**REQUIREMENTS**:
Collect each line containing "поддержки".

Dataset entries:

— Start —

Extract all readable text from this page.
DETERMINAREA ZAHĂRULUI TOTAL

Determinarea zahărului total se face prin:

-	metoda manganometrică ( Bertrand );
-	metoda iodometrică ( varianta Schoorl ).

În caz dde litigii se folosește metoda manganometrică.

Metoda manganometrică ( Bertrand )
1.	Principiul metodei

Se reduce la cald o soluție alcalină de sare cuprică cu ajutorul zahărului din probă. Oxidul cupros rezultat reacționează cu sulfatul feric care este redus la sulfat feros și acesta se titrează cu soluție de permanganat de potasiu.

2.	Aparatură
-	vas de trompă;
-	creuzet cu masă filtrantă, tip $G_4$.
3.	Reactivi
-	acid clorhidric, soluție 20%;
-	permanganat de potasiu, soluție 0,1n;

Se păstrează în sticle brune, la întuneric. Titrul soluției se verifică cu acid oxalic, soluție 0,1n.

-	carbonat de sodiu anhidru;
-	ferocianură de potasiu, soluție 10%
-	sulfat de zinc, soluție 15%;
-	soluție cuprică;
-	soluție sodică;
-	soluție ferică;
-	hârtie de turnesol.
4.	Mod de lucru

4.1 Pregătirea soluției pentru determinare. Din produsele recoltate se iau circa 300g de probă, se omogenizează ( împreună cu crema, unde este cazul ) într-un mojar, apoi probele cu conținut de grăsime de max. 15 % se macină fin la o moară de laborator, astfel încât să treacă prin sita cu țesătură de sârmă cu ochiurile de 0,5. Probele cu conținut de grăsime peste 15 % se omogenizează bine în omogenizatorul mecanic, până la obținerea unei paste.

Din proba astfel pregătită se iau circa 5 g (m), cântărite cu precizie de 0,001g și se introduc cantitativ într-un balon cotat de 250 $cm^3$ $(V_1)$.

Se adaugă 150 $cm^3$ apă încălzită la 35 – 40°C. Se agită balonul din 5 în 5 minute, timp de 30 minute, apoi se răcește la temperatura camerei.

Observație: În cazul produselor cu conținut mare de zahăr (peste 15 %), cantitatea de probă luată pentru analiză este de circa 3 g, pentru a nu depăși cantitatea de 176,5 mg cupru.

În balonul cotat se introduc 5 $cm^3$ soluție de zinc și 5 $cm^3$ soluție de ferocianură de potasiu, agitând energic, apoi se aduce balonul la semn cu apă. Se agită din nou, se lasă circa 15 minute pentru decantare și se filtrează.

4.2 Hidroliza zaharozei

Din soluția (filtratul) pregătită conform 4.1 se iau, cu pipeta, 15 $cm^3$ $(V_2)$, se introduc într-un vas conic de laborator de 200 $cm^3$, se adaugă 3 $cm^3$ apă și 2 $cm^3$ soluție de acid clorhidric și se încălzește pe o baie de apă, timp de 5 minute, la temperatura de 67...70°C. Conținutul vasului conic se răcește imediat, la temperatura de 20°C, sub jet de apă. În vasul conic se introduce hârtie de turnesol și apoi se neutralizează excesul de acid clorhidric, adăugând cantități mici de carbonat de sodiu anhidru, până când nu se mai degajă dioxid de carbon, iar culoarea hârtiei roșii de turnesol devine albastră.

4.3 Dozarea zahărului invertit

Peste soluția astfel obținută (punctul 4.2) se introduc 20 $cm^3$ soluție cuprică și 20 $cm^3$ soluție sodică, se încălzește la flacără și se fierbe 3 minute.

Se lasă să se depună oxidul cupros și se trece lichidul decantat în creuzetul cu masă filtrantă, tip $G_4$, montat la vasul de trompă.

— End —
— Start —

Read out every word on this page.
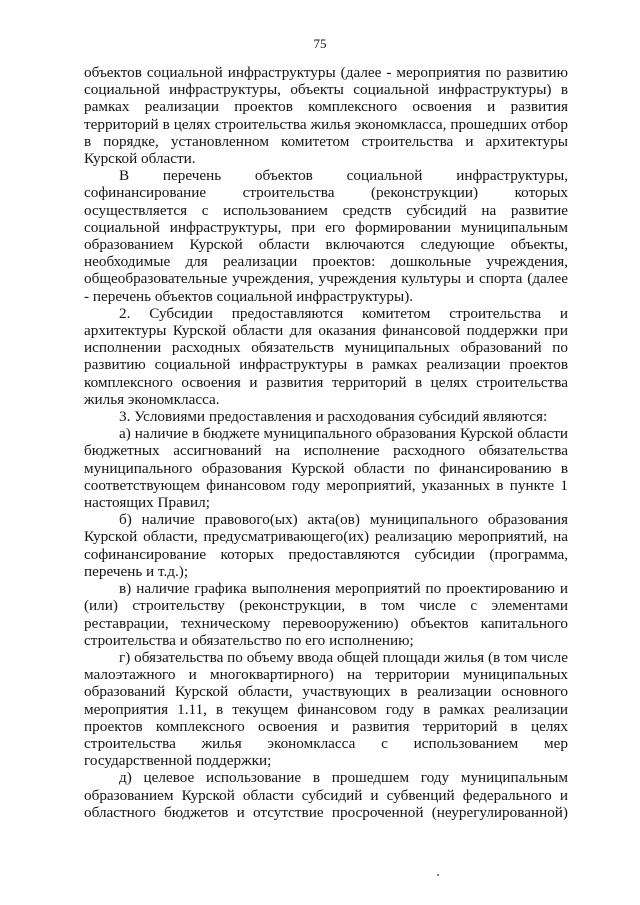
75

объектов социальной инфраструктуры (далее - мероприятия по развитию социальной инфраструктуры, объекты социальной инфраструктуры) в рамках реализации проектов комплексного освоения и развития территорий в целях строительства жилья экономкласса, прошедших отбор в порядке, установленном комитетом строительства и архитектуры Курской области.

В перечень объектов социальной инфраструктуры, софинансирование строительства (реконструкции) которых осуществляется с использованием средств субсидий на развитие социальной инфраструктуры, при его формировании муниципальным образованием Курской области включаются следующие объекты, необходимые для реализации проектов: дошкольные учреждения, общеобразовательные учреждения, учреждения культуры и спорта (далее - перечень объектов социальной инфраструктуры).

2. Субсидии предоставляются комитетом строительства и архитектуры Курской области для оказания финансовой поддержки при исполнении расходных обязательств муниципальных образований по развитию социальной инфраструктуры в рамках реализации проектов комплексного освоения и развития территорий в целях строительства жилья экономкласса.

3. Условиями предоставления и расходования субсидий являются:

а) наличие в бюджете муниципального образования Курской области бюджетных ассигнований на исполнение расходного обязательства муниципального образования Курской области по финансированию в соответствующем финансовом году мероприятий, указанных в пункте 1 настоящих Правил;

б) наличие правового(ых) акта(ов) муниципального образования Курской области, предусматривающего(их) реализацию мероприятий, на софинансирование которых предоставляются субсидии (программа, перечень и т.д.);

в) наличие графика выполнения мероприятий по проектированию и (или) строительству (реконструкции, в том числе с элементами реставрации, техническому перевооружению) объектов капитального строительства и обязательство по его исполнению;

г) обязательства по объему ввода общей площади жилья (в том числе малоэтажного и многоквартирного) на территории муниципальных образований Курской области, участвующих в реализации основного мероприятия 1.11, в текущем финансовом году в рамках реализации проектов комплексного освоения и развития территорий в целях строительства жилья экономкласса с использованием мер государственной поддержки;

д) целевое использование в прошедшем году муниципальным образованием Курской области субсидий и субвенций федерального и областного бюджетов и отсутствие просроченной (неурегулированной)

— End —
— Start —

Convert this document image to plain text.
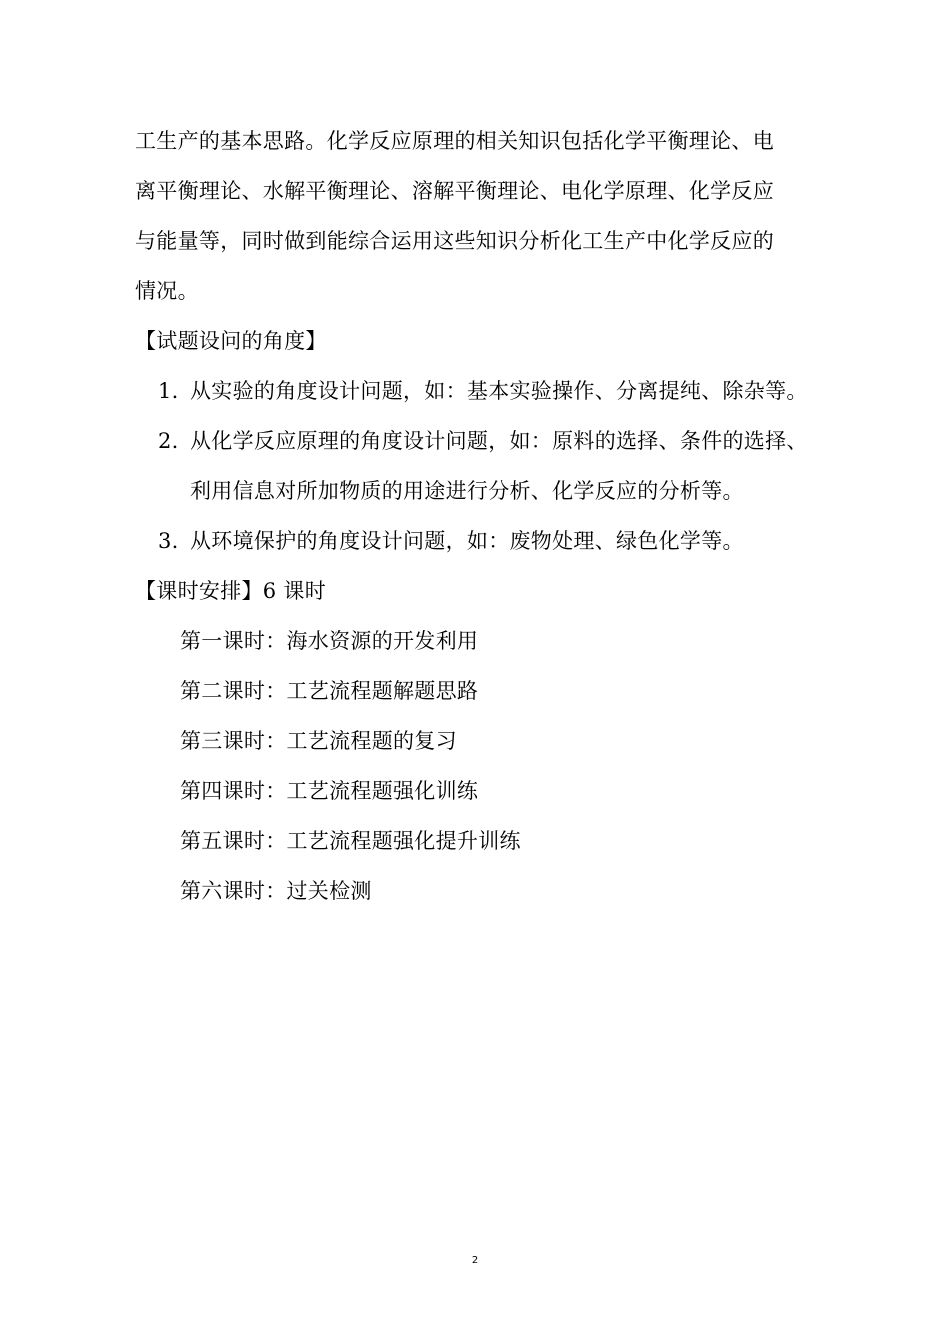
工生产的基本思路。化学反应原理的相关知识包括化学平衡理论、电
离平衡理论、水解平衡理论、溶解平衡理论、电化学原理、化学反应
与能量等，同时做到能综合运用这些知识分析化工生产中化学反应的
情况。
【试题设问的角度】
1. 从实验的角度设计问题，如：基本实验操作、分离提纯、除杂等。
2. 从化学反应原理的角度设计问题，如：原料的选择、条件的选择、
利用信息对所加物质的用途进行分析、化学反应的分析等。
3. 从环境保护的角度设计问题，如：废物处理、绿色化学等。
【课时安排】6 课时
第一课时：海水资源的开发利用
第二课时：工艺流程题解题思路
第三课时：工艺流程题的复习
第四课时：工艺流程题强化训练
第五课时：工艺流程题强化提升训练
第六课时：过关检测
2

— End —

**PROBLEM SOLUTION**:
2. Субсидии предоставляются комитетом строительства и архитектуры Курской области для оказания финансовой поддержки при исполнении расходных обязательств муниципальных образований по развитию социальной инфраструктуры в рамках реализации проектов комплексного освоения и развития территорий в целях строительства жилья экономкласса.
г) обязательства по объему ввода общей площади жилья (в том числе малоэтажного и многоквартирного) на территории муниципальных образований Курской области, участвующих в реализации основного мероприятия 1.11, в текущем финансовом году в рамках реализации проектов комплексного освоения и развития территорий в целях строительства жилья экономкласса с использованием мер государственной поддержки;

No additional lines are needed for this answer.